▶ _STATED TASK_: Transcribe each record below word for word.

☆ ☆ ☆ ☆ ☆

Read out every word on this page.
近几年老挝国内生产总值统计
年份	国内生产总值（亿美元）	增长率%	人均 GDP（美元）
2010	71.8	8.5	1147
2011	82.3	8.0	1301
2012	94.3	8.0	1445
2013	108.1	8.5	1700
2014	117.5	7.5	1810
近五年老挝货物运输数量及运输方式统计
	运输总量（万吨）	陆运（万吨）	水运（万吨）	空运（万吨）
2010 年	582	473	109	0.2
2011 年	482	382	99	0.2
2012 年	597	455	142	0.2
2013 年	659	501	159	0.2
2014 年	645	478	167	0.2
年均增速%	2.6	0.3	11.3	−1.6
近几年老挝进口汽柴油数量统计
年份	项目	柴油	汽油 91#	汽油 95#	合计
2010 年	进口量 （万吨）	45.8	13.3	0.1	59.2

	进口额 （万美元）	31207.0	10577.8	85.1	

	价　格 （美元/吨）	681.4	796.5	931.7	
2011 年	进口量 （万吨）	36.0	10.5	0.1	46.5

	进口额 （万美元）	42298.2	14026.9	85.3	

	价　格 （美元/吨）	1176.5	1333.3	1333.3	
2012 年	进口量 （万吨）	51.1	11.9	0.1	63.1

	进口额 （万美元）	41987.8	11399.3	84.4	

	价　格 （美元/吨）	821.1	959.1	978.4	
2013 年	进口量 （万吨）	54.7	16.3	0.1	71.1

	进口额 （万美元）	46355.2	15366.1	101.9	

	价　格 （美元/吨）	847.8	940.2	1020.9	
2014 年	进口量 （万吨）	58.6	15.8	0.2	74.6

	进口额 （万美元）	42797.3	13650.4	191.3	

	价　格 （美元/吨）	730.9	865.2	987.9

☆ ☆ ☆ ☆ ☆

▶ _CORRECT RESPONSE_:
Read out every word on this page.
近几年老挝国内生产总值统计
年份	国内生产总值（亿美元）	增长率%	人均 GDP（美元）
2010	71.8	8.5	1147
2011	82.3	8.0	1301
2012	94.3	8.0	1445
2013	108.1	8.5	1700
2014	117.5	7.5	1810
近五年老挝货物运输数量及运输方式统计
	运输总量（万吨）	陆运（万吨）	水运（万吨）	空运（万吨）
2010 年	582	473	109	0.2
2011 年	482	382	99	0.2
2012 年	597	455	142	0.2
2013 年	659	501	159	0.2
2014 年	645	478	167	0.2
年均增速%	2.6	0.3	11.3	−1.6
近几年老挝进口汽柴油数量统计
年份	项目	柴油	汽油 91#	汽油 95#	合计
2010 年	进口量 （万吨）	45.8	13.3	0.1	59.2

	进口额 （万美元）	31207.0	10577.8	85.1	

	价　格 （美元/吨）	681.4	796.5	931.7	
2011 年	进口量 （万吨）	36.0	10.5	0.1	46.5

	进口额 （万美元）	42298.2	14026.9	85.3	

	价　格 （美元/吨）	1176.5	1333.3	1333.3	
2012 年	进口量 （万吨）	51.1	11.9	0.1	63.1

	进口额 （万美元）	41987.8	11399.3	84.4	

	价　格 （美元/吨）	821.1	959.1	978.4	
2013 年	进口量 （万吨）	54.7	16.3	0.1	71.1

	进口额 （万美元）	46355.2	15366.1	101.9	

	价　格 （美元/吨）	847.8	940.2	1020.9	
2014 年	进口量 （万吨）	58.6	15.8	0.2	74.6

	进口额 （万美元）	42797.3	13650.4	191.3	

	价　格 （美元/吨）	730.9	865.2	987.9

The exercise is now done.